-- begin --

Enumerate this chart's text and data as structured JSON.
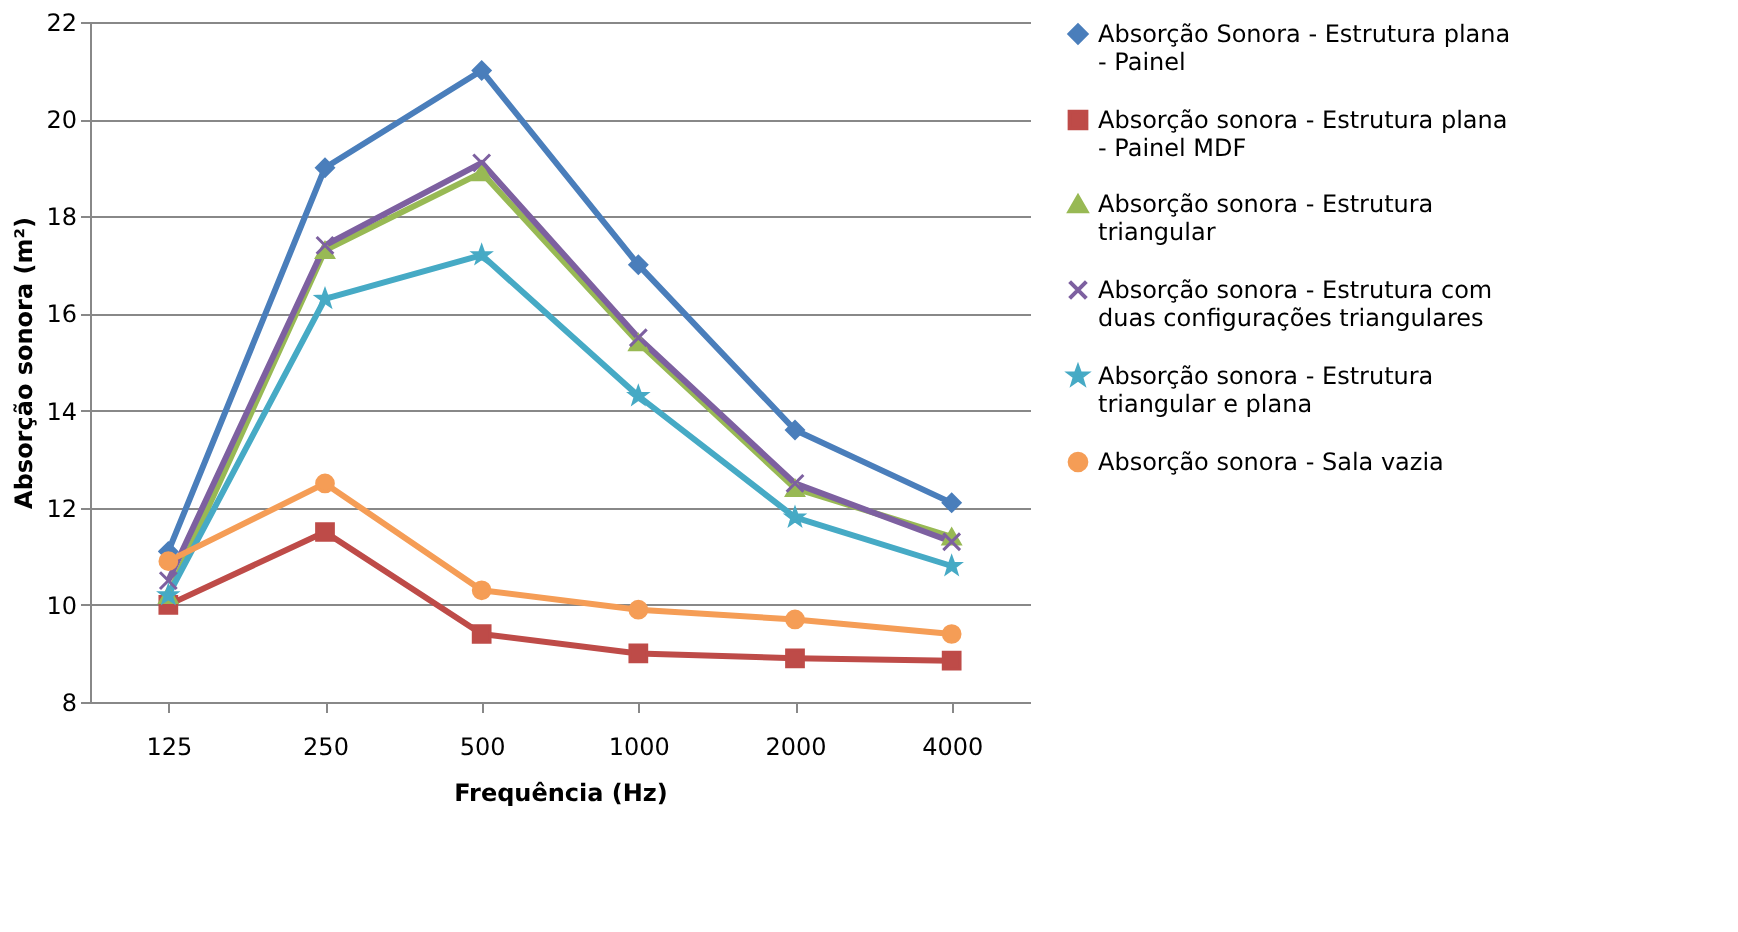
{
  "chart_data": {
    "type": "line",
    "xlabel": "Frequência (Hz)",
    "ylabel": "Absorção sonora (m²)",
    "categories": [
      "125",
      "250",
      "500",
      "1000",
      "2000",
      "4000"
    ],
    "ylim": [
      8,
      22
    ],
    "yticks": [
      8,
      10,
      12,
      14,
      16,
      18,
      20,
      22
    ],
    "grid": "y",
    "legend": "right",
    "line_style": "solid",
    "series": [
      {
        "name": "Absorção Sonora - Estrutura plana - Painel",
        "color": "#4a7ebb",
        "marker": "diamond",
        "values": [
          11.1,
          19.0,
          21.0,
          17.0,
          13.6,
          12.1
        ]
      },
      {
        "name": "Absorção  sonora - Estrutura plana - Painel MDF",
        "color": "#be4b48",
        "marker": "square",
        "values": [
          10.0,
          11.5,
          9.4,
          9.0,
          8.9,
          8.85
        ]
      },
      {
        "name": "Absorção sonora  - Estrutura triangular",
        "color": "#98b954",
        "marker": "triangle",
        "values": [
          10.2,
          17.3,
          18.9,
          15.4,
          12.4,
          11.4
        ]
      },
      {
        "name": "Absorção sonora - Estrutura com duas configurações triangulares",
        "color": "#7d60a0",
        "marker": "cross",
        "values": [
          10.5,
          17.4,
          19.1,
          15.5,
          12.5,
          11.3
        ]
      },
      {
        "name": "Absorção sonora - Estrutura triangular e plana",
        "color": "#46aac5",
        "marker": "star",
        "values": [
          10.2,
          16.3,
          17.2,
          14.3,
          11.8,
          10.8
        ]
      },
      {
        "name": "Absorção sonora  - Sala vazia",
        "color": "#f59d56",
        "marker": "circle",
        "values": [
          10.9,
          12.5,
          10.3,
          9.9,
          9.7,
          9.4
        ]
      }
    ]
  }
}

-- end --

» WHAT YOU HAVE TO DO
Transcribe the whole listing exactly. Pictures are excluded.

» SOLUTION TO THIS TASK
Enumerate this chart's text and data as structured JSON.
{
  "chart_data": {
    "type": "line",
    "xlabel": "Frequência (Hz)",
    "ylabel": "Absorção sonora (m²)",
    "categories": [
      "125",
      "250",
      "500",
      "1000",
      "2000",
      "4000"
    ],
    "ylim": [
      8,
      22
    ],
    "yticks": [
      8,
      10,
      12,
      14,
      16,
      18,
      20,
      22
    ],
    "grid": "y",
    "legend": "right",
    "line_style": "solid",
    "series": [
      {
        "name": "Absorção Sonora - Estrutura plana - Painel",
        "color": "#4a7ebb",
        "marker": "diamond",
        "values": [
          11.1,
          19.0,
          21.0,
          17.0,
          13.6,
          12.1
        ]
      },
      {
        "name": "Absorção  sonora - Estrutura plana - Painel MDF",
        "color": "#be4b48",
        "marker": "square",
        "values": [
          10.0,
          11.5,
          9.4,
          9.0,
          8.9,
          8.85
        ]
      },
      {
        "name": "Absorção sonora  - Estrutura triangular",
        "color": "#98b954",
        "marker": "triangle",
        "values": [
          10.2,
          17.3,
          18.9,
          15.4,
          12.4,
          11.4
        ]
      },
      {
        "name": "Absorção sonora - Estrutura com duas configurações triangulares",
        "color": "#7d60a0",
        "marker": "cross",
        "values": [
          10.5,
          17.4,
          19.1,
          15.5,
          12.5,
          11.3
        ]
      },
      {
        "name": "Absorção sonora - Estrutura triangular e plana",
        "color": "#46aac5",
        "marker": "star",
        "values": [
          10.2,
          16.3,
          17.2,
          14.3,
          11.8,
          10.8
        ]
      },
      {
        "name": "Absorção sonora  - Sala vazia",
        "color": "#f59d56",
        "marker": "circle",
        "values": [
          10.9,
          12.5,
          10.3,
          9.9,
          9.7,
          9.4
        ]
      }
    ]
  }
}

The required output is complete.